══ SOURCE
Today’s operating companies are facing data and information overload.

Data overload comes from the exponential increase in the amount of data acquired by permanent sensors of all types. Data should be a blessing but they often turn out to be a curse, as one must pan for gold amongst the mountains of data stored in multiple historians. The consequence is that today’s engineers waste 50% of their time fighting with data, not using them, and the problem is growing.

To face dynamic data overload KAPPA developed Diamant Master. This clientserver solution dynamically gathers, smart filters and stores permanent sensor and production data and prepares it for analysis simply, quickly and largely automatically. Diamant Master is also a comprehensive surveillance tool that can create derived data, detect anomalous events and raise alarms.

Coupled with data overload there is information overload. Using conventional tools there is simply no time for engineers to perform analyses and make decisions on all candidate data. Although this is still an area of active research, KAPPA today’s answer is Ecrin.

Ecrin is an integrated engineering suite that aims to be the best collection of analysis and modeling tools for reservoir dynamic data. Ecrin modules include pressure transient analysis (Saphir NL), production analysis (Topaze NL), fullfield history matching (Rubis) and well performance analysis (Amethyste).

Diamant Master and Ecrin provide what our users asked for: ergonomic tools that integrate, navigate and communicate within a single environment, cutting waste, time and training overheads.

Whenever a fluid is produced or injected into the reservoir, the diffusion produces changes in pressure and temperature that may be recorded in various places. Combine this data with the production and / or injection rate history and we have what we call Dynamic Data.

Not so long ago, dynamic data came only from well tests. Analysis comprised specialized plots and dedicated analytical models. For KAPPA, this was the time of Saphir, our then ‘welltest analysis’ software.

Today the sources of dynamic data are multiple and apply at various scales in time and space. Analyses are also more complex. Different methodologies have to be applied, sometimes using the same data, sometimes not. However, all these techniques apply to the same reservoir and wells, and the truth is in the data. The name of the game today is to build a puzzle from little pieces coming from everywhere.

There is a long list. It starts with pressure transient analysis (PTA), the new name for welltest analysis, and production analysis (PA). On the scale and lifespan of the reservoir we can history match (HM) production, pressure and temperature data.

It is also possible to obtain a vertical profile of the field contribution with production logging (PL) and formation tests (FT). To bring all this to datum the output of a well performance analysis (WPA) tool is required.

For KAPPA this is the time of the integrated Ecrin suite. Ecrin is the software environment under which all KAPPA dynamic data analysis modules operate. By running under a single executable Ecrin provides complete interconnectivity between the modules and allows data sharing and technical objects by drag-and-drop, saving time, repetition and frustration.

Permanent downhole gauges (PDG) constantly monitor downhole pressures and are a data-rich witness of what is happening in the well and the reservoir. PDGs provide long-term data to run production analysis and short-term data, from incidental shut-ins, to perform pressure transient analysis.

In the early 2000’s the initial bubble of excitement about PDG data burst quickly: the data stored in the historians were huge. If engineers could find the data in the first place, it ground their computers to a halt, often ending with the ‘blue screen of death’.

Work at Stanford University produced smart, wavelet based filters that drastically reduce the number of points without eroding the data signature.
════
◆ TASKS
1. According to the passage on dynamic data, what share of their time do today's engineers waste fighting with data?
2. State whether each statement agrees with the passage on dynamic data, answering yes or no and quoting the words that decide it: (a) Diamant Master can raise alarms. (b) Rubis is the Ecrin module for production analysis. (c) The wavelet-based filters came from work at Stanford University.
3. Echo the passage on dynamic data word for word, from "Diamant Master and" to "and training overheads.".
The material that comes next has no connection to the passage on dynamic data.
══ PROVIDED MATERIAL
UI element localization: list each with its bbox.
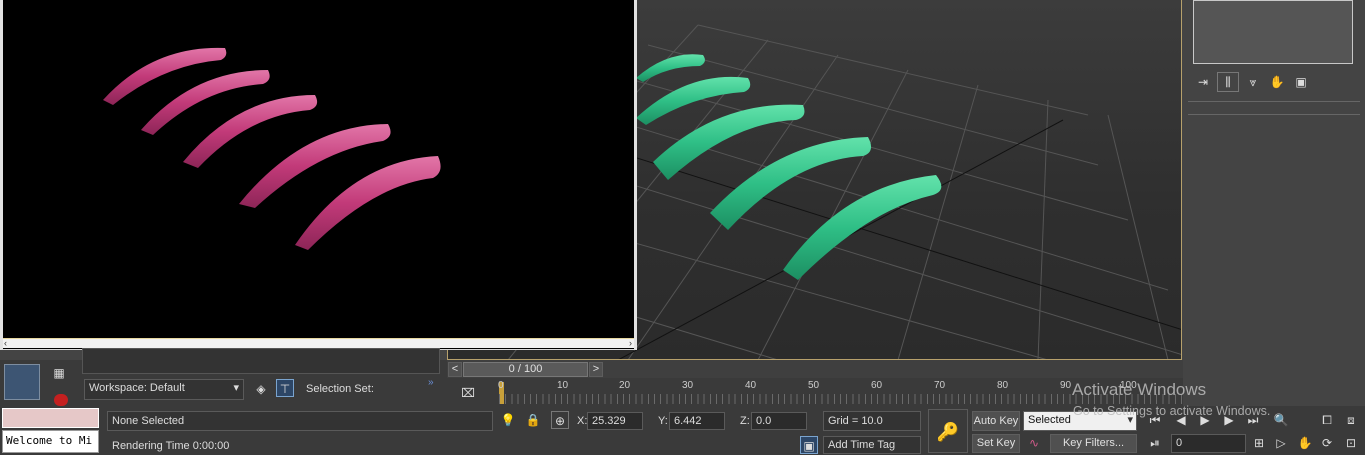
════
◆ OUTPUTS FOR THE TASKS
1. 50% of their time.

2.
(a) Yes: "detect anomalous events and raise alarms"
(b) No: "production analysis (Topaze NL), fullfield history matching (Rubis)"
(c) Yes: "Work at Stanford University produced smart, wavelet based filters"

3.
Diamant Master and Ecrin provide what our users asked for: ergonomic tools that integrate, navigate and communicate within a single environment, cutting waste, time and training overheads.